__Ejercicio propuesto 1__.
Enumera las personas que se nombran en el subtítulo y en el cuerpo del artículo sobre el robo de campanas. No incluyas la firma de la autora ni el nombre de la iglesia.
__Ejercicio propuesto 2__.
Retoma el artículo sobre el robo de campanas y continúalo a partir de su última frase.

__Texto extraído__.
○ ○ ○ ○

Lejos de Ítaca

Mi patria fundida

En Francia, a pesar de lo que les está cayendo, el ladrón cita a Napoleón. En España, la cita es con la chatarrería

Artículos escritos por María José Solano

Museo del Louvre EP

Hay robos, y luego están los robos con estilo. En Francia, por ejemplo, se roban las joyas napoleónicas del Louvre, esas que dormían entre vitrinas, vigiladas (poco, todo hay que decirlo) por tipos con corbata. Un robo de folletín, con guantes de terciopelo y ... acento de Montmartre. El ladrón, si acaso, deja una nota perfumada con 'eau de mystère' y una cita de Baudelaire. Luego se fuma un Gauloises, se ajusta la boina y se pierde entre los cafés del Sena, mientras el comisario le persigue con cara de Truffaut. Y después está España, donde ni los robos tienen glamour. Porque mientras los franceses se llevan coronas imperiales, aquí desaparecen campanas de iglesia. Y no de catedrales famosas, no: de pedanías con unos pocos vecinos y un gato. En Quintana del Pino, en el corazón de Burgos, han dejado a la iglesia de San Sebastián muda y huérfana. Una campana la robaron en 2016; la otra, hace unos días. Y no hay presupuesto para nuevas: ni para fundir, ni para rezar. Lo nuestro es la épica del óxido, donde el robo viene en furgoneta diésel, con las luces fundidas y dejando rodadas en la yerba:

«Manolo, arranca, que pesa poco y está rajada».

○ ○ ○ ○

__Líneas de datos__.
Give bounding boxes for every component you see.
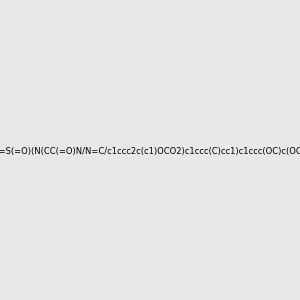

○ ○ ○ ○

__Respuesta correcta 1__.
Napoleón, Baudelaire, Truffaut, Manolo

__Respuesta correcta 2__.
Y es una lástima, porque España ha tenido campanas gloriosas. La de Huesca, que nunca existió, pero con la que el rey Ramiro II mandó cortar cabezas. La de Zaragoza, que repicó al grito de «¡Viva la Virgen del Pilar!» cuando Napoleón entró a saco. La de la Giralda, que tocaba a Gloria cuando llegaban los barcos de Indias cargados de oro. Hasta la de Elche, la María, que pesaba más que un cañón y se oía a veinte kilómetros. Cada una, a su modo, contaba la memoria de nuestro país.

Ahora que ya no hay ni país ni memoria, las funden para venderlas al peso. Y, sin embargo, hay algo profundamente nuestro en esa tragedia. Porque mientras en París desaparecen las joyas del poder, en Castilla desaparecen los ecos del alma. Las campanas eran lo último que quedaba en pie, después de los vecinos, los niños y las escuelas. Eran las que anunciaban el fuego, la misa y la muerte. Si hay un cielo de los metales, esas campanas de Quintana del Pino repicarán allí burlonas. Quiero pensar eso, porque la verdad es desoladora: en Francia, a pesar de lo que les está cayendo, el ladrón cita a Napoleón. En España, la cita es con la chatarrería.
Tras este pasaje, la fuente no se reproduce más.